Without including the pictures, copy out every line below.

**Provided records:**
····················

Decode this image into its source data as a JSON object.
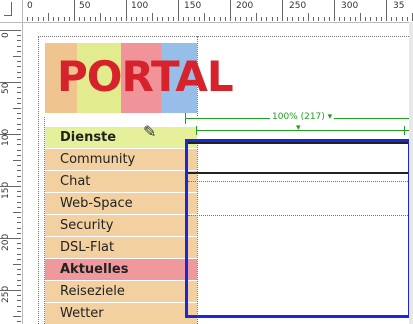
{
  "ruler": {
    "top_labels": [
      "0",
      "50",
      "100",
      "150",
      "200",
      "250",
      "300",
      "35"
    ],
    "left_labels": [
      "0",
      "50",
      "100",
      "150",
      "200",
      "250"
    ]
  },
  "logo": {
    "text": "PORTAL",
    "stripes": [
      "#f0c48e",
      "#e2ec8f",
      "#f0949a",
      "#97bde9"
    ]
  },
  "nav": [
    {
      "label": "Dienste",
      "bg": "#e6f09a",
      "bold": true
    },
    {
      "label": "Community",
      "bg": "#f3d0a0",
      "bold": false
    },
    {
      "label": "Chat",
      "bg": "#f3d0a0",
      "bold": false
    },
    {
      "label": "Web-Space",
      "bg": "#f3d0a0",
      "bold": false
    },
    {
      "label": "Security",
      "bg": "#f3d0a0",
      "bold": false
    },
    {
      "label": "DSL-Flat",
      "bg": "#f3d0a0",
      "bold": false
    },
    {
      "label": "Aktuelles",
      "bg": "#f0999d",
      "bold": true
    },
    {
      "label": "Reiseziele",
      "bg": "#f3d0a0",
      "bold": false
    },
    {
      "label": "Wetter",
      "bg": "#f3d0a0",
      "bold": false
    }
  ],
  "table_width_label": "100% (217) ▾",
  "colors": {
    "selection_blue": "#1a28d8",
    "guide_green": "#1fa01f"
  }
}
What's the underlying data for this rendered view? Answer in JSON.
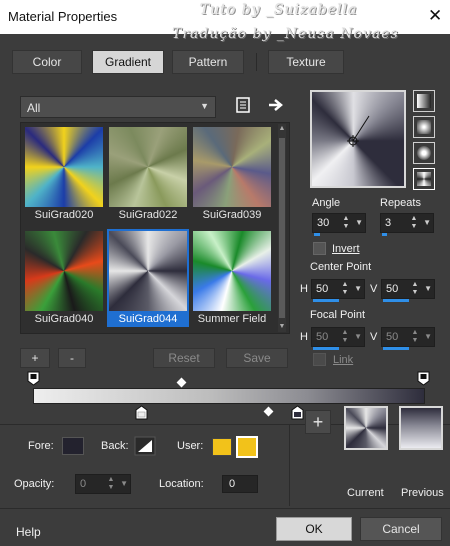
{
  "window": {
    "title": "Material Properties",
    "watermark_line1": "Tuto by _Suizabella",
    "watermark_line2": "Tradução by _Neusa Novaes",
    "close_glyph": "✕"
  },
  "tabs": [
    {
      "label": "Color",
      "active": false
    },
    {
      "label": "Gradient",
      "active": true
    },
    {
      "label": "Pattern",
      "active": false
    },
    {
      "label": "Texture",
      "active": false
    }
  ],
  "category_select": {
    "value": "All"
  },
  "gradients": [
    {
      "label": "SuiGrad020",
      "selected": false
    },
    {
      "label": "SuiGrad022",
      "selected": false
    },
    {
      "label": "SuiGrad039",
      "selected": false
    },
    {
      "label": "SuiGrad040",
      "selected": false
    },
    {
      "label": "SuiGrad044",
      "selected": true
    },
    {
      "label": "Summer Field",
      "selected": false
    }
  ],
  "list_buttons": {
    "add": "+",
    "remove": "-",
    "reset": "Reset",
    "save": "Save"
  },
  "settings": {
    "angle_label": "Angle",
    "angle": "30",
    "repeats_label": "Repeats",
    "repeats": "3",
    "invert_label": "Invert",
    "invert_checked": false,
    "center_point_label": "Center Point",
    "center_h_label": "H",
    "center_h": "50",
    "center_v_label": "V",
    "center_v": "50",
    "focal_point_label": "Focal Point",
    "focal_h_label": "H",
    "focal_h": "50",
    "focal_v_label": "V",
    "focal_v": "50",
    "link_label": "Link",
    "link_checked": false
  },
  "stop_editor": {
    "fore_label": "Fore:",
    "back_label": "Back:",
    "user_label": "User:",
    "opacity_label": "Opacity:",
    "opacity": "0",
    "location_label": "Location:",
    "location": "0",
    "user_color": "#f2c21a",
    "fore_color": "#23222e"
  },
  "preview": {
    "add_label": "+",
    "current_label": "Current",
    "previous_label": "Previous"
  },
  "footer": {
    "help": "Help",
    "ok": "OK",
    "cancel": "Cancel"
  },
  "colors": {
    "accent": "#1f6fd1",
    "bar_blue": "#2f8fe8"
  }
}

····················

**Task answer:**
Decode this image into its source data as a JSON object.
{
  "ruler": {
    "top_labels": [
      "0",
      "50",
      "100",
      "150",
      "200",
      "250",
      "300",
      "35"
    ],
    "left_labels": [
      "0",
      "50",
      "100",
      "150",
      "200",
      "250"
    ]
  },
  "logo": {
    "text": "PORTAL",
    "stripes": [
      "#f0c48e",
      "#e2ec8f",
      "#f0949a",
      "#97bde9"
    ]
  },
  "nav": [
    {
      "label": "Dienste",
      "bg": "#e6f09a",
      "bold": true
    },
    {
      "label": "Community",
      "bg": "#f3d0a0",
      "bold": false
    },
    {
      "label": "Chat",
      "bg": "#f3d0a0",
      "bold": false
    },
    {
      "label": "Web-Space",
      "bg": "#f3d0a0",
      "bold": false
    },
    {
      "label": "Security",
      "bg": "#f3d0a0",
      "bold": false
    },
    {
      "label": "DSL-Flat",
      "bg": "#f3d0a0",
      "bold": false
    },
    {
      "label": "Aktuelles",
      "bg": "#f0999d",
      "bold": true
    },
    {
      "label": "Reiseziele",
      "bg": "#f3d0a0",
      "bold": false
    },
    {
      "label": "Wetter",
      "bg": "#f3d0a0",
      "bold": false
    }
  ],
  "table_width_label": "100% (217) ▾",
  "colors": {
    "selection_blue": "#1a28d8",
    "guide_green": "#1fa01f"
  }
}
What's the underlying data for this rendered view? Answer in JSON.
{
  "window": {
    "title": "Material Properties",
    "watermark_line1": "Tuto by _Suizabella",
    "watermark_line2": "Tradução by _Neusa Novaes",
    "close_glyph": "✕"
  },
  "tabs": [
    {
      "label": "Color",
      "active": false
    },
    {
      "label": "Gradient",
      "active": true
    },
    {
      "label": "Pattern",
      "active": false
    },
    {
      "label": "Texture",
      "active": false
    }
  ],
  "category_select": {
    "value": "All"
  },
  "gradients": [
    {
      "label": "SuiGrad020",
      "selected": false
    },
    {
      "label": "SuiGrad022",
      "selected": false
    },
    {
      "label": "SuiGrad039",
      "selected": false
    },
    {
      "label": "SuiGrad040",
      "selected": false
    },
    {
      "label": "SuiGrad044",
      "selected": true
    },
    {
      "label": "Summer Field",
      "selected": false
    }
  ],
  "list_buttons": {
    "add": "+",
    "remove": "-",
    "reset": "Reset",
    "save": "Save"
  },
  "settings": {
    "angle_label": "Angle",
    "angle": "30",
    "repeats_label": "Repeats",
    "repeats": "3",
    "invert_label": "Invert",
    "invert_checked": false,
    "center_point_label": "Center Point",
    "center_h_label": "H",
    "center_h": "50",
    "center_v_label": "V",
    "center_v": "50",
    "focal_point_label": "Focal Point",
    "focal_h_label": "H",
    "focal_h": "50",
    "focal_v_label": "V",
    "focal_v": "50",
    "link_label": "Link",
    "link_checked": false
  },
  "stop_editor": {
    "fore_label": "Fore:",
    "back_label": "Back:",
    "user_label": "User:",
    "opacity_label": "Opacity:",
    "opacity": "0",
    "location_label": "Location:",
    "location": "0",
    "user_color": "#f2c21a",
    "fore_color": "#23222e"
  },
  "preview": {
    "add_label": "+",
    "current_label": "Current",
    "previous_label": "Previous"
  },
  "footer": {
    "help": "Help",
    "ok": "OK",
    "cancel": "Cancel"
  },
  "colors": {
    "accent": "#1f6fd1",
    "bar_blue": "#2f8fe8"
  }
}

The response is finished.